● Goal of the exercise
Each record needs to be echoed exactly; can you do that?

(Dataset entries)
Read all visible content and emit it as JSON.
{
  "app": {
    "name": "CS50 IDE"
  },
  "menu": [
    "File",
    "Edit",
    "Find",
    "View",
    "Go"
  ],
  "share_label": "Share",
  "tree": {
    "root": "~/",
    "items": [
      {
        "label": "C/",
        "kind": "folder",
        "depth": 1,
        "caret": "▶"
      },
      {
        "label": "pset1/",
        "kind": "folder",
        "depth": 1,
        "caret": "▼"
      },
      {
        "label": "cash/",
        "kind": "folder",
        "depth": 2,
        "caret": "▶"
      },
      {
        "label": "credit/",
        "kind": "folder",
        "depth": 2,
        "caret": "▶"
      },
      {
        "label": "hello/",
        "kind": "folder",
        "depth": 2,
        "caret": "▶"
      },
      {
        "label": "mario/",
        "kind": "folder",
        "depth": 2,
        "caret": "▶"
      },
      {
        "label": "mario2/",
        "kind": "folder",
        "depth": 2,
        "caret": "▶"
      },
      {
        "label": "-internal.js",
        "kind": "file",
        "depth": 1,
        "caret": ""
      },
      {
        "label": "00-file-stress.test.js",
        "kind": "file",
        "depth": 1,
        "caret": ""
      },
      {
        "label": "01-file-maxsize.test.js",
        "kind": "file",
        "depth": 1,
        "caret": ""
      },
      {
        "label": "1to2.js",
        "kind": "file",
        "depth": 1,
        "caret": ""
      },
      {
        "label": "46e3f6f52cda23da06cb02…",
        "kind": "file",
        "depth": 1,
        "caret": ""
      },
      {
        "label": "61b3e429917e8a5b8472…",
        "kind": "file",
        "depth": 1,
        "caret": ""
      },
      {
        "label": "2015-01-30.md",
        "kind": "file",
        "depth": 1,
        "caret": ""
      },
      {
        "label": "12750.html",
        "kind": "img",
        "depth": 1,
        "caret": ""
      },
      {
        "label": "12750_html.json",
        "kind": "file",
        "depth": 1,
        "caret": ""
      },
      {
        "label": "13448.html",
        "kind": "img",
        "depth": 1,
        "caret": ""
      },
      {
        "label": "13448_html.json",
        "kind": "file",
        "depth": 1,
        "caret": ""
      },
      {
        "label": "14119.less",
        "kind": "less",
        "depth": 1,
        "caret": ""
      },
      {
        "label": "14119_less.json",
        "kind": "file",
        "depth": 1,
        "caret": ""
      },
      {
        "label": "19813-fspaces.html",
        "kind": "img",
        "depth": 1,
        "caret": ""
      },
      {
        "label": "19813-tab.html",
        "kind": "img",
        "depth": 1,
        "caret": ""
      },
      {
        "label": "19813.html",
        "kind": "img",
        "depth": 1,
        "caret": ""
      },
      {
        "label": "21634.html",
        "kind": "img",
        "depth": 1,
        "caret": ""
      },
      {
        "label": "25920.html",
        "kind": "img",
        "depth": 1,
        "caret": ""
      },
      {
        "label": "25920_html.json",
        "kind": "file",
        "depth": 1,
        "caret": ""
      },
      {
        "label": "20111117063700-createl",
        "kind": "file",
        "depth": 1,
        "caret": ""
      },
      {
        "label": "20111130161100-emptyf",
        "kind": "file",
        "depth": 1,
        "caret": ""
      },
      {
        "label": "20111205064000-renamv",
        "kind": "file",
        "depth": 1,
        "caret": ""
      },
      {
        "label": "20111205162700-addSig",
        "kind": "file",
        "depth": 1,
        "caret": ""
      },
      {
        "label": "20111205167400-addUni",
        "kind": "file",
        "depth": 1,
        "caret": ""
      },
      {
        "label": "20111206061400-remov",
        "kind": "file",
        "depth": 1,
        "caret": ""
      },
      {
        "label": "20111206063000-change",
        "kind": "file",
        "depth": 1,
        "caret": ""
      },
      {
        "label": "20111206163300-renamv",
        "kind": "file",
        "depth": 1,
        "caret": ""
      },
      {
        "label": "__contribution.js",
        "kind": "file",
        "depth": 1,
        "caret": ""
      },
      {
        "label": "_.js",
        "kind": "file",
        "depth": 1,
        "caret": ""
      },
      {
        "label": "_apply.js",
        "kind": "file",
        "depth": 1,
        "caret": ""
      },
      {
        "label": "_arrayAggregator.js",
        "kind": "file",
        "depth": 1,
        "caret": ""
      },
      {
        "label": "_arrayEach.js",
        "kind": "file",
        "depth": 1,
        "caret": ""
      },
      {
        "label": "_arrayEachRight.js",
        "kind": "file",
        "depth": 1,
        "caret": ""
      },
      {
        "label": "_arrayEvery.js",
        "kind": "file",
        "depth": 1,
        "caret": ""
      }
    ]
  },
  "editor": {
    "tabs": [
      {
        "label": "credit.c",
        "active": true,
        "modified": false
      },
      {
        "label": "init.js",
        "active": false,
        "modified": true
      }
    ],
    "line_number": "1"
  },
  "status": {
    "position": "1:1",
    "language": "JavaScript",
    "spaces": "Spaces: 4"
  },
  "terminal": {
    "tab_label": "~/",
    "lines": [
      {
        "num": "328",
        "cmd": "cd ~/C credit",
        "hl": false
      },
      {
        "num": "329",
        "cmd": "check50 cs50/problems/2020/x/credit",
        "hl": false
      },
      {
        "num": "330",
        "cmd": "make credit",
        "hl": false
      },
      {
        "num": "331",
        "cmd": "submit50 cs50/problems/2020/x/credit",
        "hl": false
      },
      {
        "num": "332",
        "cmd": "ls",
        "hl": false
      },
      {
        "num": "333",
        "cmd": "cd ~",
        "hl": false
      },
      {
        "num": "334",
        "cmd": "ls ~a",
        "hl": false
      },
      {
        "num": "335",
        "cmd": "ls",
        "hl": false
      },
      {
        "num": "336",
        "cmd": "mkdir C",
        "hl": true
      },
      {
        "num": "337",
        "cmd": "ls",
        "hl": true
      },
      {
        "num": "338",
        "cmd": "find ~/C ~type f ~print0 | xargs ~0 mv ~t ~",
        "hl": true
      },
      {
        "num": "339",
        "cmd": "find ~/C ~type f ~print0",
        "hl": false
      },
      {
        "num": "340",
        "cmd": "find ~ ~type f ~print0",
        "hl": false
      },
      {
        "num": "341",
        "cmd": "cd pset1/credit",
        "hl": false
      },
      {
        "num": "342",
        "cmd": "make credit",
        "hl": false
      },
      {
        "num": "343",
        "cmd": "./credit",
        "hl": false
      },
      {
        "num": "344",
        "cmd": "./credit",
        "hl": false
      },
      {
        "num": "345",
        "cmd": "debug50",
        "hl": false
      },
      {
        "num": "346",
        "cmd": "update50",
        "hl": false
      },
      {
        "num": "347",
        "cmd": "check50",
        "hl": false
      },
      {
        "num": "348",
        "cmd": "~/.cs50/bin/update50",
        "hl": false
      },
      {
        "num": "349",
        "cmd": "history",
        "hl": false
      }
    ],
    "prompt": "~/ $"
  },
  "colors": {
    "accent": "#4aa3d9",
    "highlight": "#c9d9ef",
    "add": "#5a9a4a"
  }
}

● Exercise result
Read all visible content and emit it as JSON.
{
  "app": {
    "name": "CS50 IDE"
  },
  "menu": [
    "File",
    "Edit",
    "Find",
    "View",
    "Go"
  ],
  "share_label": "Share",
  "tree": {
    "root": "~/",
    "items": [
      {
        "label": "C/",
        "kind": "folder",
        "depth": 1,
        "caret": "▶"
      },
      {
        "label": "pset1/",
        "kind": "folder",
        "depth": 1,
        "caret": "▼"
      },
      {
        "label": "cash/",
        "kind": "folder",
        "depth": 2,
        "caret": "▶"
      },
      {
        "label": "credit/",
        "kind": "folder",
        "depth": 2,
        "caret": "▶"
      },
      {
        "label": "hello/",
        "kind": "folder",
        "depth": 2,
        "caret": "▶"
      },
      {
        "label": "mario/",
        "kind": "folder",
        "depth": 2,
        "caret": "▶"
      },
      {
        "label": "mario2/",
        "kind": "folder",
        "depth": 2,
        "caret": "▶"
      },
      {
        "label": "-internal.js",
        "kind": "file",
        "depth": 1,
        "caret": ""
      },
      {
        "label": "00-file-stress.test.js",
        "kind": "file",
        "depth": 1,
        "caret": ""
      },
      {
        "label": "01-file-maxsize.test.js",
        "kind": "file",
        "depth": 1,
        "caret": ""
      },
      {
        "label": "1to2.js",
        "kind": "file",
        "depth": 1,
        "caret": ""
      },
      {
        "label": "46e3f6f52cda23da06cb02…",
        "kind": "file",
        "depth": 1,
        "caret": ""
      },
      {
        "label": "61b3e429917e8a5b8472…",
        "kind": "file",
        "depth": 1,
        "caret": ""
      },
      {
        "label": "2015-01-30.md",
        "kind": "file",
        "depth": 1,
        "caret": ""
      },
      {
        "label": "12750.html",
        "kind": "img",
        "depth": 1,
        "caret": ""
      },
      {
        "label": "12750_html.json",
        "kind": "file",
        "depth": 1,
        "caret": ""
      },
      {
        "label": "13448.html",
        "kind": "img",
        "depth": 1,
        "caret": ""
      },
      {
        "label": "13448_html.json",
        "kind": "file",
        "depth": 1,
        "caret": ""
      },
      {
        "label": "14119.less",
        "kind": "less",
        "depth": 1,
        "caret": ""
      },
      {
        "label": "14119_less.json",
        "kind": "file",
        "depth": 1,
        "caret": ""
      },
      {
        "label": "19813-fspaces.html",
        "kind": "img",
        "depth": 1,
        "caret": ""
      },
      {
        "label": "19813-tab.html",
        "kind": "img",
        "depth": 1,
        "caret": ""
      },
      {
        "label": "19813.html",
        "kind": "img",
        "depth": 1,
        "caret": ""
      },
      {
        "label": "21634.html",
        "kind": "img",
        "depth": 1,
        "caret": ""
      },
      {
        "label": "25920.html",
        "kind": "img",
        "depth": 1,
        "caret": ""
      },
      {
        "label": "25920_html.json",
        "kind": "file",
        "depth": 1,
        "caret": ""
      },
      {
        "label": "20111117063700-createl",
        "kind": "file",
        "depth": 1,
        "caret": ""
      },
      {
        "label": "20111130161100-emptyf",
        "kind": "file",
        "depth": 1,
        "caret": ""
      },
      {
        "label": "20111205064000-renamv",
        "kind": "file",
        "depth": 1,
        "caret": ""
      },
      {
        "label": "20111205162700-addSig",
        "kind": "file",
        "depth": 1,
        "caret": ""
      },
      {
        "label": "20111205167400-addUni",
        "kind": "file",
        "depth": 1,
        "caret": ""
      },
      {
        "label": "20111206061400-remov",
        "kind": "file",
        "depth": 1,
        "caret": ""
      },
      {
        "label": "20111206063000-change",
        "kind": "file",
        "depth": 1,
        "caret": ""
      },
      {
        "label": "20111206163300-renamv",
        "kind": "file",
        "depth": 1,
        "caret": ""
      },
      {
        "label": "__contribution.js",
        "kind": "file",
        "depth": 1,
        "caret": ""
      },
      {
        "label": "_.js",
        "kind": "file",
        "depth": 1,
        "caret": ""
      },
      {
        "label": "_apply.js",
        "kind": "file",
        "depth": 1,
        "caret": ""
      },
      {
        "label": "_arrayAggregator.js",
        "kind": "file",
        "depth": 1,
        "caret": ""
      },
      {
        "label": "_arrayEach.js",
        "kind": "file",
        "depth": 1,
        "caret": ""
      },
      {
        "label": "_arrayEachRight.js",
        "kind": "file",
        "depth": 1,
        "caret": ""
      },
      {
        "label": "_arrayEvery.js",
        "kind": "file",
        "depth": 1,
        "caret": ""
      }
    ]
  },
  "editor": {
    "tabs": [
      {
        "label": "credit.c",
        "active": true,
        "modified": false
      },
      {
        "label": "init.js",
        "active": false,
        "modified": true
      }
    ],
    "line_number": "1"
  },
  "status": {
    "position": "1:1",
    "language": "JavaScript",
    "spaces": "Spaces: 4"
  },
  "terminal": {
    "tab_label": "~/",
    "lines": [
      {
        "num": "328",
        "cmd": "cd ~/C credit",
        "hl": false
      },
      {
        "num": "329",
        "cmd": "check50 cs50/problems/2020/x/credit",
        "hl": false
      },
      {
        "num": "330",
        "cmd": "make credit",
        "hl": false
      },
      {
        "num": "331",
        "cmd": "submit50 cs50/problems/2020/x/credit",
        "hl": false
      },
      {
        "num": "332",
        "cmd": "ls",
        "hl": false
      },
      {
        "num": "333",
        "cmd": "cd ~",
        "hl": false
      },
      {
        "num": "334",
        "cmd": "ls ~a",
        "hl": false
      },
      {
        "num": "335",
        "cmd": "ls",
        "hl": false
      },
      {
        "num": "336",
        "cmd": "mkdir C",
        "hl": true
      },
      {
        "num": "337",
        "cmd": "ls",
        "hl": true
      },
      {
        "num": "338",
        "cmd": "find ~/C ~type f ~print0 | xargs ~0 mv ~t ~",
        "hl": true
      },
      {
        "num": "339",
        "cmd": "find ~/C ~type f ~print0",
        "hl": false
      },
      {
        "num": "340",
        "cmd": "find ~ ~type f ~print0",
        "hl": false
      },
      {
        "num": "341",
        "cmd": "cd pset1/credit",
        "hl": false
      },
      {
        "num": "342",
        "cmd": "make credit",
        "hl": false
      },
      {
        "num": "343",
        "cmd": "./credit",
        "hl": false
      },
      {
        "num": "344",
        "cmd": "./credit",
        "hl": false
      },
      {
        "num": "345",
        "cmd": "debug50",
        "hl": false
      },
      {
        "num": "346",
        "cmd": "update50",
        "hl": false
      },
      {
        "num": "347",
        "cmd": "check50",
        "hl": false
      },
      {
        "num": "348",
        "cmd": "~/.cs50/bin/update50",
        "hl": false
      },
      {
        "num": "349",
        "cmd": "history",
        "hl": false
      }
    ],
    "prompt": "~/ $"
  },
  "colors": {
    "accent": "#4aa3d9",
    "highlight": "#c9d9ef",
    "add": "#5a9a4a"
  }
}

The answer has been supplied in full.